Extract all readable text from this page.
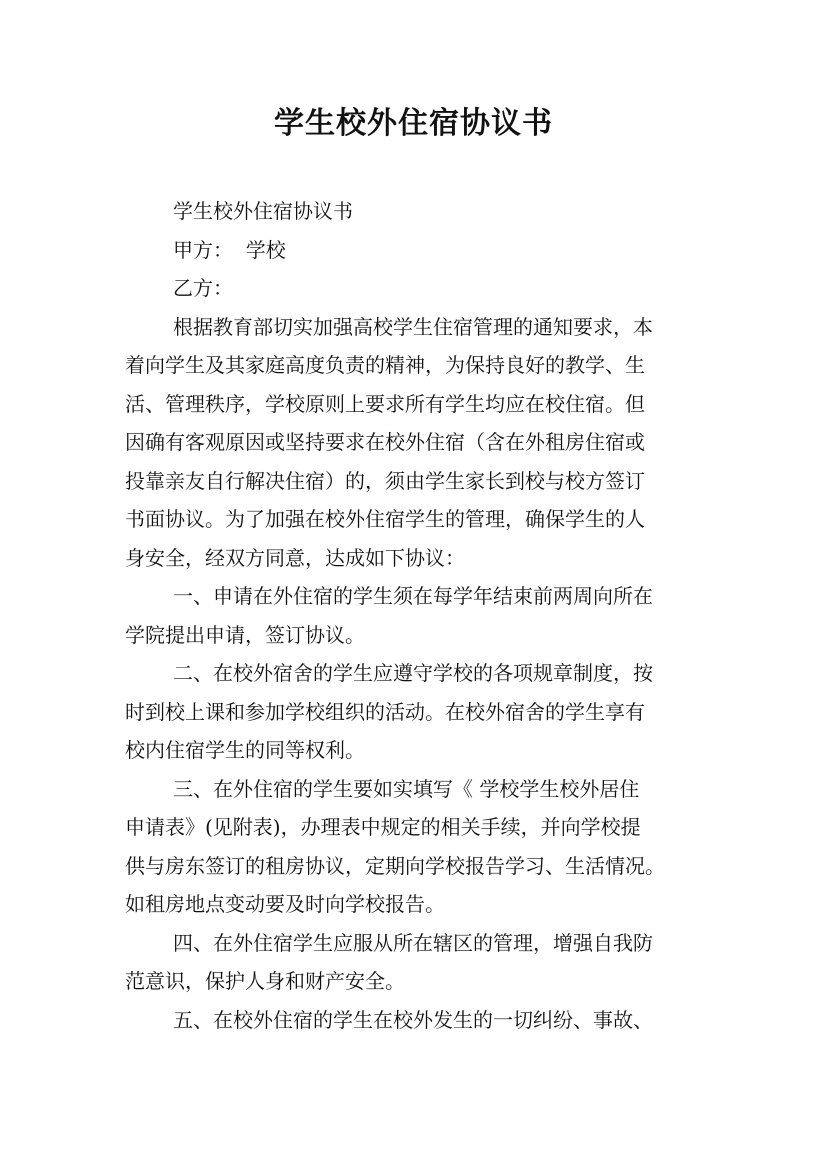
学生校外住宿协议书
学生校外住宿协议书
甲方：  学校
乙方：
根据教育部切实加强高校学生住宿管理的通知要求，本
着向学生及其家庭高度负责的精神，为保持良好的教学、生
活、管理秩序，学校原则上要求所有学生均应在校住宿。但
因确有客观原因或坚持要求在校外住宿（含在外租房住宿或
投靠亲友自行解决住宿）的，须由学生家长到校与校方签订
书面协议。为了加强在校外住宿学生的管理，确保学生的人
身安全，经双方同意，达成如下协议：
一、申请在外住宿的学生须在每学年结束前两周向所在
学院提出申请，签订协议。
二、在校外宿舍的学生应遵守学校的各项规章制度，按
时到校上课和参加学校组织的活动。在校外宿舍的学生享有
校内住宿学生的同等权利。
三、在外住宿的学生要如实填写《 学校学生校外居住
申请表》(见附表)，办理表中规定的相关手续，并向学校提
供与房东签订的租房协议，定期向学校报告学习、生活情况。
如租房地点变动要及时向学校报告。
四、在外住宿学生应服从所在辖区的管理，增强自我防
范意识，保护人身和财产安全。
五、在校外住宿的学生在校外发生的一切纠纷、事故、
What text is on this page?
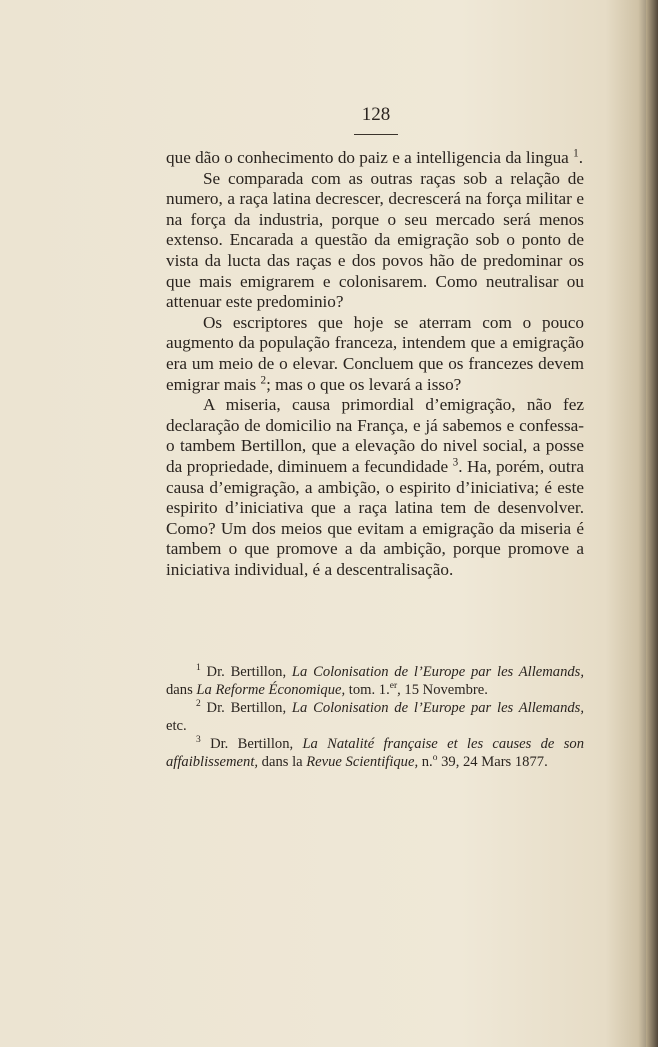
128

que dão o conhecimento do paiz e a intelligencia da lingua $^1$.

Se comparada com as outras raças sob a relação de numero, a raça latina decrescer, decrescerá na força militar e na força da industria, porque o seu mercado será menos extenso. Encarada a questão da emigração sob o ponto de vista da lucta das raças e dos povos hão de predominar os que mais emigrarem e colonisarem. Como neutralisar ou attenuar este predominio?

Os escriptores que hoje se aterram com o pouco augmento da população franceza, intendem que a emigração era um meio de o elevar. Concluem que os francezes devem emigrar mais $^2$; mas o que os levará a isso?

A miseria, causa primordial d’emigração, não fez declaração de domicilio na França, e já sabemos e confessa-o tambem Bertillon, que a elevação do nivel social, a posse da propriedade, diminuem a fecundidade $^3$. Ha, porém, outra causa d’emigração, a ambição, o espirito d’iniciativa; é este espirito d’iniciativa que a raça latina tem de desenvolver. Como? Um dos meios que evitam a emigração da miseria é tambem o que promove a da ambição, porque promove a iniciativa individual, é a descentralisação.

$^1$ Dr. Bertillon, La Colonisation de l’Europe par les Allemands, dans La Reforme Économique, tom. 1.$^{er}$, 15 Novembre.

$^2$ Dr. Bertillon, La Colonisation de l’Europe par les Allemands, etc.

$^3$ Dr. Bertillon, La Natalité française et les causes de son affaiblissement, dans la Revue Scientifique, n.$^o$ 39, 24 Mars 1877.
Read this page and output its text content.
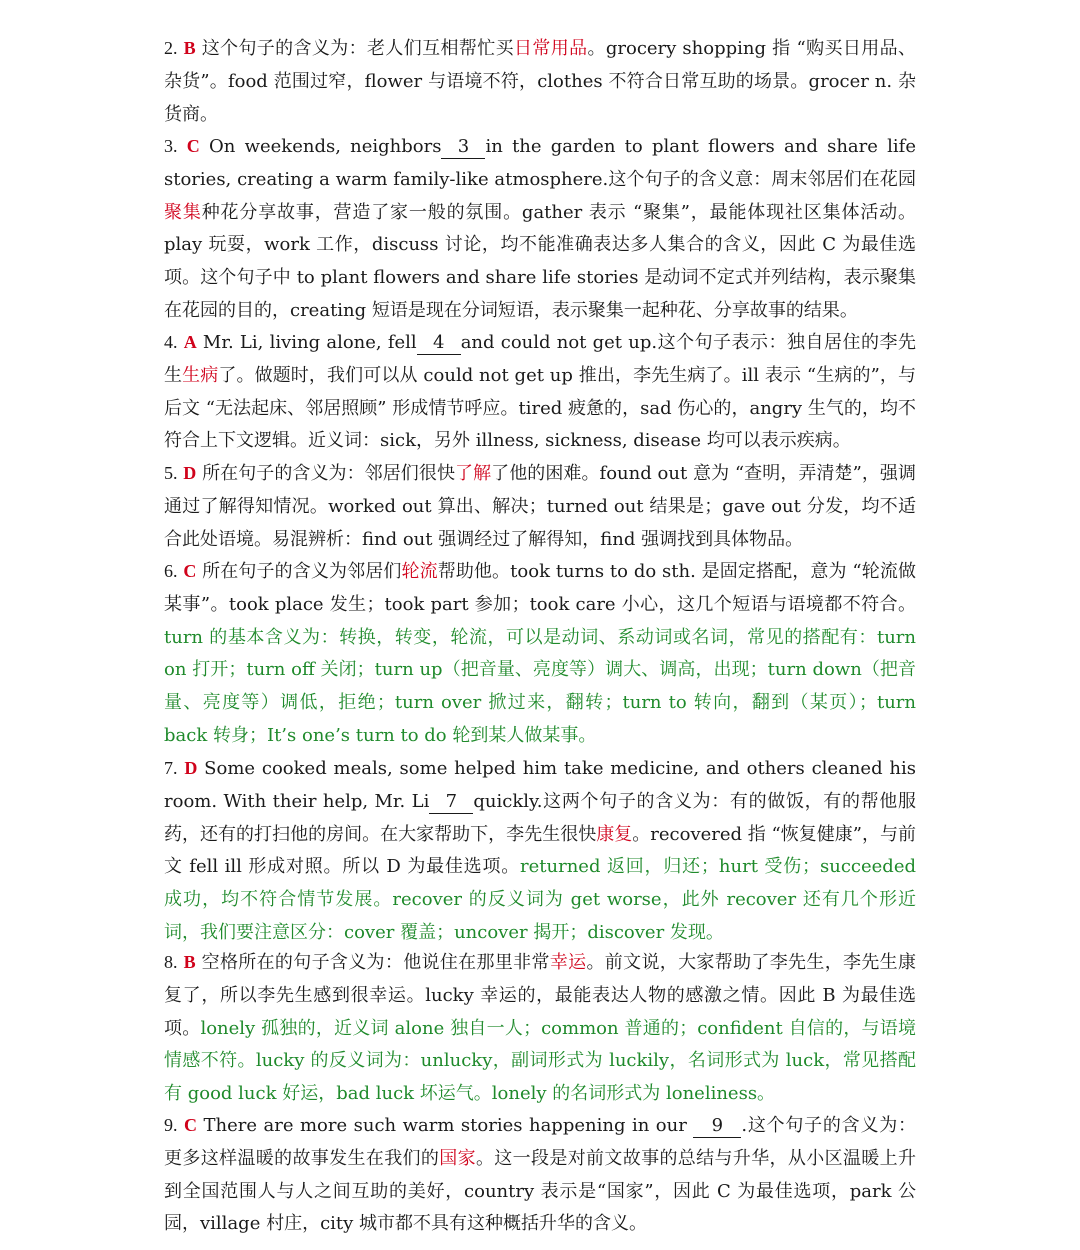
2. B 这个句子的含义为：老人们互相帮忙买日常用品。grocery shopping 指 “购买日用品、杂货”。food 范围过窄，flower 与语境不符，clothes 不符合日常互助的场景。grocer n. 杂货商。
3. C On weekends, neighbors 3 in the garden to plant flowers and share life stories, creating a warm family-like atmosphere.这个句子的含义意：周末邻居们在花园聚集种花分享故事，营造了家一般的氛围。gather 表示 “聚集”，最能体现社区集体活动。play 玩耍，work 工作，discuss 讨论，均不能准确表达多人集合的含义，因此 C 为最佳选项。这个句子中 to plant flowers and share life stories 是动词不定式并列结构，表示聚集在花园的目的，creating 短语是现在分词短语，表示聚集一起种花、分享故事的结果。
4. A Mr. Li, living alone, fell 4 and could not get up.这个句子表示：独自居住的李先生生病了。做题时，我们可以从 could not get up 推出，李先生病了。ill 表示 “生病的”，与后文 “无法起床、邻居照顾” 形成情节呼应。tired 疲惫的，sad 伤心的，angry 生气的，均不符合上下文逻辑。近义词：sick，另外 illness, sickness, disease 均可以表示疾病。
5. D 所在句子的含义为：邻居们很快了解了他的困难。found out 意为 “查明，弄清楚”，强调通过了解得知情况。worked out 算出、解决；turned out 结果是；gave out 分发，均不适合此处语境。易混辨析：find out 强调经过了解得知，find 强调找到具体物品。
6. C 所在句子的含义为邻居们轮流帮助他。took turns to do sth. 是固定搭配，意为 “轮流做某事”。took place 发生；took part 参加；took care 小心，这几个短语与语境都不符合。turn 的基本含义为：转换，转变，轮流，可以是动词、系动词或名词，常见的搭配有：turn on 打开；turn off 关闭；turn up（把音量、亮度等）调大、调高，出现；turn down（把音量、亮度等）调低，拒绝；turn over 掀过来，翻转；turn to 转向，翻到（某页）；turn back 转身；It’s one’s turn to do 轮到某人做某事。
7. D Some cooked meals, some helped him take medicine, and others cleaned his room. With their help, Mr. Li 7 quickly.这两个句子的含义为：有的做饭，有的帮他服药，还有的打扫他的房间。在大家帮助下，李先生很快康复。recovered 指 “恢复健康”，与前文 fell ill 形成对照。所以 D 为最佳选项。returned 返回，归还；hurt 受伤；succeeded 成功，均不符合情节发展。recover 的反义词为 get worse，此外 recover 还有几个形近词，我们要注意区分：cover 覆盖；uncover 揭开；discover 发现。
8. B 空格所在的句子含义为：他说住在那里非常幸运。前文说，大家帮助了李先生，李先生康复了，所以李先生感到很幸运。lucky 幸运的，最能表达人物的感激之情。因此 B 为最佳选项。lonely 孤独的，近义词 alone 独自一人；common 普通的；confident 自信的，与语境情感不符。lucky 的反义词为：unlucky，副词形式为 luckily，名词形式为 luck，常见搭配有 good luck 好运，bad luck 坏运气。lonely 的名词形式为 loneliness。
9. C There are more such warm stories happening in our 9 .这个句子的含义为：更多这样温暖的故事发生在我们的国家。这一段是对前文故事的总结与升华，从小区温暖上升到全国范围人与人之间互助的美好，country 表示是“国家”，因此 C 为最佳选项，park 公园，village 村庄，city 城市都不具有这种概括升华的含义。
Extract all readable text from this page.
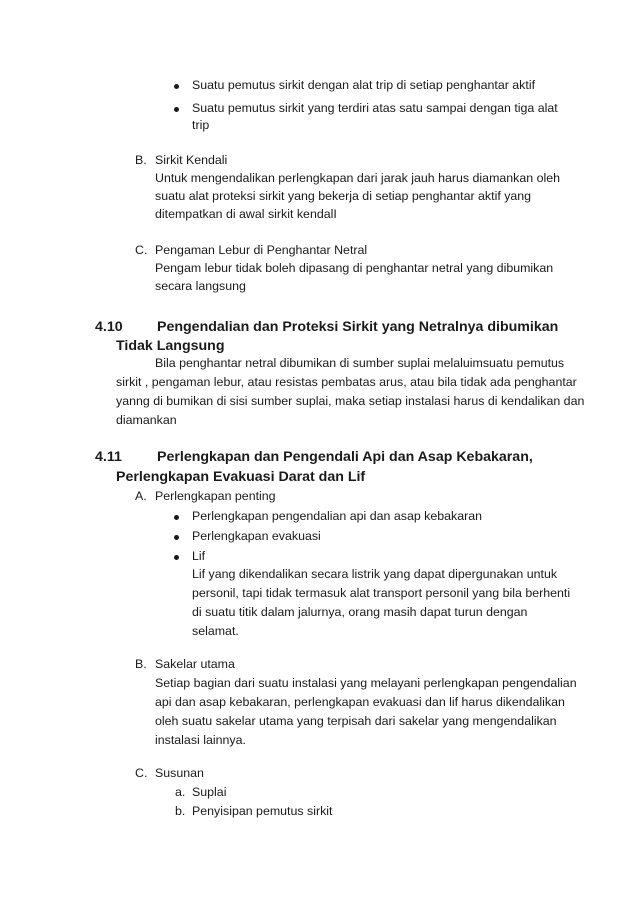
Suatu pemutus sirkit dengan alat trip di setiap penghantar aktif
Suatu pemutus sirkit yang terdiri atas satu sampai dengan tiga alat
trip
B. Sirkit Kendali
Untuk mengendalikan perlengkapan dari jarak jauh harus diamankan oleh
suatu alat proteksi sirkit yang bekerja di setiap penghantar aktif yang
ditempatkan di awal sirkit kendalI
C. Pengaman Lebur di Penghantar Netral
Pengam lebur tidak boleh dipasang di penghantar netral yang dibumikan
secara langsung
4.10 Pengendalian dan Proteksi Sirkit yang Netralnya dibumikan
Tidak Langsung
Bila penghantar netral dibumikan di sumber suplai melaluimsuatu pemutus
sirkit , pengaman lebur, atau resistas pembatas arus, atau bila tidak ada penghantar
yanng di bumikan di sisi sumber suplai, maka setiap instalasi harus di kendalikan dan
diamankan
4.11 Perlengkapan dan Pengendali Api dan Asap Kebakaran,
Perlengkapan Evakuasi Darat dan Lif
A. Perlengkapan penting
Perlengkapan pengendalian api dan asap kebakaran
Perlengkapan evakuasi
Lif
Lif yang dikendalikan secara listrik yang dapat dipergunakan untuk
personil, tapi tidak termasuk alat transport personil yang bila berhenti
di suatu titik dalam jalurnya, orang masih dapat turun dengan
selamat.
B. Sakelar utama
Setiap bagian dari suatu instalasi yang melayani perlengkapan pengendalian
api dan asap kebakaran, perlengkapan evakuasi dan lif harus dikendalikan
oleh suatu sakelar utama yang terpisah dari sakelar yang mengendalikan
instalasi lainnya.
C. Susunan
a. Suplai
b. Penyisipan pemutus sirkit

**Aim**
Copy each line above containing the string "pemutus".

**Final result**
Suatu pemutus sirkit dengan alat trip di setiap penghantar aktif
Suatu pemutus sirkit yang terdiri atas satu sampai dengan tiga alat
Bila penghantar netral dibumikan di sumber suplai melaluimsuatu pemutus
b. Penyisipan pemutus sirkit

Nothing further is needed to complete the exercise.